Instructions for the task:
Output every record word for word.

Supplied records:
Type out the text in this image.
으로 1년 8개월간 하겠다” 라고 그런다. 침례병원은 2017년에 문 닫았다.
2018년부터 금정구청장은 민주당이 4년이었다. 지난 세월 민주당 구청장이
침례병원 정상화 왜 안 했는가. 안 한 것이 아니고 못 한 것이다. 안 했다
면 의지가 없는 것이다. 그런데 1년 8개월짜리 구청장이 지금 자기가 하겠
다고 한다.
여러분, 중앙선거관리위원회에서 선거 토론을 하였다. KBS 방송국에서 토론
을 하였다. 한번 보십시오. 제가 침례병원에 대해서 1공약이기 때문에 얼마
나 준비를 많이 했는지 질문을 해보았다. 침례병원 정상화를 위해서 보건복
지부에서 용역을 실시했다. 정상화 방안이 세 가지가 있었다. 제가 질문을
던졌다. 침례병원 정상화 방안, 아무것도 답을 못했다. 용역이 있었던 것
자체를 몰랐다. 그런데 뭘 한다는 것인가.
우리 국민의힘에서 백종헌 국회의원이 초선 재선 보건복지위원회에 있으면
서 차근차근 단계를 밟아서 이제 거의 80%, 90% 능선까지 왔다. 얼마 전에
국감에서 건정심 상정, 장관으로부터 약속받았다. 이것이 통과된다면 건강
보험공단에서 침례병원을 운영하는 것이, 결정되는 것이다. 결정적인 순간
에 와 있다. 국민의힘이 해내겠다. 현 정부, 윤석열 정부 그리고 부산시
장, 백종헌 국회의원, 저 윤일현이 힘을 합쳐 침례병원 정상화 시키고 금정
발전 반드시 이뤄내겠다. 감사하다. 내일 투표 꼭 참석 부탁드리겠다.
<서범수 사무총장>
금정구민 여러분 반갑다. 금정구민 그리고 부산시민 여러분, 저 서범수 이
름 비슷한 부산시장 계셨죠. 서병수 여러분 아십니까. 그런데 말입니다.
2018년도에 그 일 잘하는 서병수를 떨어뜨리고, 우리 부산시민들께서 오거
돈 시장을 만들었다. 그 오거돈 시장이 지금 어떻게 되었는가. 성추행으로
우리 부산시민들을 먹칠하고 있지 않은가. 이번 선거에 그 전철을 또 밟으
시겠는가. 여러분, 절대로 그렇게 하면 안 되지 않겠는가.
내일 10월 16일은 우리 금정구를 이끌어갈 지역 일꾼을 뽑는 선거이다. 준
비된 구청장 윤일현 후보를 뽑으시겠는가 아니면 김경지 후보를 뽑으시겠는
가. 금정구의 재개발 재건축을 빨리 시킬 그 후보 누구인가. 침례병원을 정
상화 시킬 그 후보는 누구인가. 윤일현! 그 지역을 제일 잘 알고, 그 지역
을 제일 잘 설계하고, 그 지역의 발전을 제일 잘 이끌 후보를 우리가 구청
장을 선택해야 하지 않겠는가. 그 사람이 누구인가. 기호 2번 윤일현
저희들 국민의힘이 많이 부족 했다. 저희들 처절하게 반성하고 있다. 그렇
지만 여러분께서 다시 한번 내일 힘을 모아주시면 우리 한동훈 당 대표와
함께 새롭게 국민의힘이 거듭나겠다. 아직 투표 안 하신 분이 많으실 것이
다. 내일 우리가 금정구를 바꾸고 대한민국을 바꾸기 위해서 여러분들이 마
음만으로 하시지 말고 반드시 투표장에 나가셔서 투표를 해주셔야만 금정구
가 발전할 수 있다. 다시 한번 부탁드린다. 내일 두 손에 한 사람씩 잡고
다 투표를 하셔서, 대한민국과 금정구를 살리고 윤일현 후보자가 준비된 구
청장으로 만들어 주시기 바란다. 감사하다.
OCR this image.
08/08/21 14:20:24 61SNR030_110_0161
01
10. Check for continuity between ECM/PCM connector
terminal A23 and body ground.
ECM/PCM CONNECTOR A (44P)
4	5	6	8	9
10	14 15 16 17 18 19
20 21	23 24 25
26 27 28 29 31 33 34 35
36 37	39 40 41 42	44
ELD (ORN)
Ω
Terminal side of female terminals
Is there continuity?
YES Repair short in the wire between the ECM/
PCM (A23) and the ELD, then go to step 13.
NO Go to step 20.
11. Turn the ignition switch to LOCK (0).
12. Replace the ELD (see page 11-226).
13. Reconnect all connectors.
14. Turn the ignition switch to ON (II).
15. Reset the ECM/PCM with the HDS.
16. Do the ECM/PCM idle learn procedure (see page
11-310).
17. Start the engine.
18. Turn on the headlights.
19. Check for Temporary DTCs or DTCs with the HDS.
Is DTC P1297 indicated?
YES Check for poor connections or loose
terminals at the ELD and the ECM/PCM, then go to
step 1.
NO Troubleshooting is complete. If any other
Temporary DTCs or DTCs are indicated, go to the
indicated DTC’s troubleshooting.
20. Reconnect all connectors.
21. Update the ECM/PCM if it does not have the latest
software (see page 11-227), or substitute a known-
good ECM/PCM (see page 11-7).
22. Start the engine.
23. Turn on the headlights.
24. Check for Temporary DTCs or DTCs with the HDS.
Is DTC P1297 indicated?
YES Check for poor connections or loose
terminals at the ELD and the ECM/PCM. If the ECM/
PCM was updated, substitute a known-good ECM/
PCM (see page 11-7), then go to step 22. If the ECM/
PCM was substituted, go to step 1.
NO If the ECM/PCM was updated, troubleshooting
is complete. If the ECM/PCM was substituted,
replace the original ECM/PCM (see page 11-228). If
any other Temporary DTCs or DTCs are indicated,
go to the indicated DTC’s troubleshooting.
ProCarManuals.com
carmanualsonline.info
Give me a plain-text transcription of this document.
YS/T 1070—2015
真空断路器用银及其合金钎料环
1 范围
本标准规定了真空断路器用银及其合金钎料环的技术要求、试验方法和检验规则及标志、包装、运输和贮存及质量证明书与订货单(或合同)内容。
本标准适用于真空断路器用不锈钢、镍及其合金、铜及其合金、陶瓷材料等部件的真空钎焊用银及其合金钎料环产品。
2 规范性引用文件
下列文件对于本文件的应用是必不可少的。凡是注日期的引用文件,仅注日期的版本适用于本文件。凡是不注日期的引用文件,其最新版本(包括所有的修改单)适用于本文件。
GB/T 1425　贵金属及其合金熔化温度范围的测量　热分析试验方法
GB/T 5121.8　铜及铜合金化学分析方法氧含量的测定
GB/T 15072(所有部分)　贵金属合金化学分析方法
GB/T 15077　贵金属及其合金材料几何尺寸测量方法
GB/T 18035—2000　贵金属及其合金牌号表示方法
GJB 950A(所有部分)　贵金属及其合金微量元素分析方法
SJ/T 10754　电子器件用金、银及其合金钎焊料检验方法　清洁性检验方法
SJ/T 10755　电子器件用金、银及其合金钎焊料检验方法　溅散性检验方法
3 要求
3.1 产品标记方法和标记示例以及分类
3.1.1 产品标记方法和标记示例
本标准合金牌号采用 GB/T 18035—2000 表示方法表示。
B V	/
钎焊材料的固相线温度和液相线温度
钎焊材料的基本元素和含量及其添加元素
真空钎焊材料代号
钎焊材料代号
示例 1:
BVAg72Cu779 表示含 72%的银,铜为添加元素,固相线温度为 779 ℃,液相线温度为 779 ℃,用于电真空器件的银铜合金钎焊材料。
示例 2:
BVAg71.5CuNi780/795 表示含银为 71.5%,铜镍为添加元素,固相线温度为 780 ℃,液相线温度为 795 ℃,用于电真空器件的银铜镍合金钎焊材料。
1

Solution:
Type out the text in this image.
으로 1년 8개월간 하겠다” 라고 그런다. 침례병원은 2017년에 문 닫았다.
2018년부터 금정구청장은 민주당이 4년이었다. 지난 세월 민주당 구청장이
침례병원 정상화 왜 안 했는가. 안 한 것이 아니고 못 한 것이다. 안 했다
면 의지가 없는 것이다. 그런데 1년 8개월짜리 구청장이 지금 자기가 하겠
다고 한다.
여러분, 중앙선거관리위원회에서 선거 토론을 하였다. KBS 방송국에서 토론
을 하였다. 한번 보십시오. 제가 침례병원에 대해서 1공약이기 때문에 얼마
나 준비를 많이 했는지 질문을 해보았다. 침례병원 정상화를 위해서 보건복
지부에서 용역을 실시했다. 정상화 방안이 세 가지가 있었다. 제가 질문을
던졌다. 침례병원 정상화 방안, 아무것도 답을 못했다. 용역이 있었던 것
자체를 몰랐다. 그런데 뭘 한다는 것인가.
우리 국민의힘에서 백종헌 국회의원이 초선 재선 보건복지위원회에 있으면
서 차근차근 단계를 밟아서 이제 거의 80%, 90% 능선까지 왔다. 얼마 전에
국감에서 건정심 상정, 장관으로부터 약속받았다. 이것이 통과된다면 건강
보험공단에서 침례병원을 운영하는 것이, 결정되는 것이다. 결정적인 순간
에 와 있다. 국민의힘이 해내겠다. 현 정부, 윤석열 정부 그리고 부산시
장, 백종헌 국회의원, 저 윤일현이 힘을 합쳐 침례병원 정상화 시키고 금정
발전 반드시 이뤄내겠다. 감사하다. 내일 투표 꼭 참석 부탁드리겠다.
<서범수 사무총장>
금정구민 여러분 반갑다. 금정구민 그리고 부산시민 여러분, 저 서범수 이
름 비슷한 부산시장 계셨죠. 서병수 여러분 아십니까. 그런데 말입니다.
2018년도에 그 일 잘하는 서병수를 떨어뜨리고, 우리 부산시민들께서 오거
돈 시장을 만들었다. 그 오거돈 시장이 지금 어떻게 되었는가. 성추행으로
우리 부산시민들을 먹칠하고 있지 않은가. 이번 선거에 그 전철을 또 밟으
시겠는가. 여러분, 절대로 그렇게 하면 안 되지 않겠는가.
내일 10월 16일은 우리 금정구를 이끌어갈 지역 일꾼을 뽑는 선거이다. 준
비된 구청장 윤일현 후보를 뽑으시겠는가 아니면 김경지 후보를 뽑으시겠는
가. 금정구의 재개발 재건축을 빨리 시킬 그 후보 누구인가. 침례병원을 정
상화 시킬 그 후보는 누구인가. 윤일현! 그 지역을 제일 잘 알고, 그 지역
을 제일 잘 설계하고, 그 지역의 발전을 제일 잘 이끌 후보를 우리가 구청
장을 선택해야 하지 않겠는가. 그 사람이 누구인가. 기호 2번 윤일현
저희들 국민의힘이 많이 부족 했다. 저희들 처절하게 반성하고 있다. 그렇
지만 여러분께서 다시 한번 내일 힘을 모아주시면 우리 한동훈 당 대표와
함께 새롭게 국민의힘이 거듭나겠다. 아직 투표 안 하신 분이 많으실 것이
다. 내일 우리가 금정구를 바꾸고 대한민국을 바꾸기 위해서 여러분들이 마
음만으로 하시지 말고 반드시 투표장에 나가셔서 투표를 해주셔야만 금정구
가 발전할 수 있다. 다시 한번 부탁드린다. 내일 두 손에 한 사람씩 잡고
다 투표를 하셔서, 대한민국과 금정구를 살리고 윤일현 후보자가 준비된 구
청장으로 만들어 주시기 바란다. 감사하다.
OCR this image.
08/08/21 14:20:24 61SNR030_110_0161
01
10. Check for continuity between ECM/PCM connector
terminal A23 and body ground.
ECM/PCM CONNECTOR A (44P)
4	5	6	8	9
10	14 15 16 17 18 19
20 21	23 24 25
26 27 28 29 31 33 34 35
36 37	39 40 41 42	44
ELD (ORN)
Ω
Terminal side of female terminals
Is there continuity?
YES Repair short in the wire between the ECM/
PCM (A23) and the ELD, then go to step 13.
NO Go to step 20.
11. Turn the ignition switch to LOCK (0).
12. Replace the ELD (see page 11-226).
13. Reconnect all connectors.
14. Turn the ignition switch to ON (II).
15. Reset the ECM/PCM with the HDS.
16. Do the ECM/PCM idle learn procedure (see page
11-310).
17. Start the engine.
18. Turn on the headlights.
19. Check for Temporary DTCs or DTCs with the HDS.
Is DTC P1297 indicated?
YES Check for poor connections or loose
terminals at the ELD and the ECM/PCM, then go to
step 1.
NO Troubleshooting is complete. If any other
Temporary DTCs or DTCs are indicated, go to the
indicated DTC’s troubleshooting.
20. Reconnect all connectors.
21. Update the ECM/PCM if it does not have the latest
software (see page 11-227), or substitute a known-
good ECM/PCM (see page 11-7).
22. Start the engine.
23. Turn on the headlights.
24. Check for Temporary DTCs or DTCs with the HDS.
Is DTC P1297 indicated?
YES Check for poor connections or loose
terminals at the ELD and the ECM/PCM. If the ECM/
PCM was updated, substitute a known-good ECM/
PCM (see page 11-7), then go to step 22. If the ECM/
PCM was substituted, go to step 1.
NO If the ECM/PCM was updated, troubleshooting
is complete. If the ECM/PCM was substituted,
replace the original ECM/PCM (see page 11-228). If
any other Temporary DTCs or DTCs are indicated,
go to the indicated DTC’s troubleshooting.
ProCarManuals.com
carmanualsonline.info
Give me a plain-text transcription of this document.
YS/T 1070—2015
真空断路器用银及其合金钎料环
1 范围
本标准规定了真空断路器用银及其合金钎料环的技术要求、试验方法和检验规则及标志、包装、运输和贮存及质量证明书与订货单(或合同)内容。
本标准适用于真空断路器用不锈钢、镍及其合金、铜及其合金、陶瓷材料等部件的真空钎焊用银及其合金钎料环产品。
2 规范性引用文件
下列文件对于本文件的应用是必不可少的。凡是注日期的引用文件,仅注日期的版本适用于本文件。凡是不注日期的引用文件,其最新版本(包括所有的修改单)适用于本文件。
GB/T 1425　贵金属及其合金熔化温度范围的测量　热分析试验方法
GB/T 5121.8　铜及铜合金化学分析方法氧含量的测定
GB/T 15072(所有部分)　贵金属合金化学分析方法
GB/T 15077　贵金属及其合金材料几何尺寸测量方法
GB/T 18035—2000　贵金属及其合金牌号表示方法
GJB 950A(所有部分)　贵金属及其合金微量元素分析方法
SJ/T 10754　电子器件用金、银及其合金钎焊料检验方法　清洁性检验方法
SJ/T 10755　电子器件用金、银及其合金钎焊料检验方法　溅散性检验方法
3 要求
3.1 产品标记方法和标记示例以及分类
3.1.1 产品标记方法和标记示例
本标准合金牌号采用 GB/T 18035—2000 表示方法表示。
B V	/
钎焊材料的固相线温度和液相线温度
钎焊材料的基本元素和含量及其添加元素
真空钎焊材料代号
钎焊材料代号
示例 1:
BVAg72Cu779 表示含 72%的银,铜为添加元素,固相线温度为 779 ℃,液相线温度为 779 ℃,用于电真空器件的银铜合金钎焊材料。
示例 2:
BVAg71.5CuNi780/795 表示含银为 71.5%,铜镍为添加元素,固相线温度为 780 ℃,液相线温度为 795 ℃,用于电真空器件的银铜镍合金钎焊材料。
1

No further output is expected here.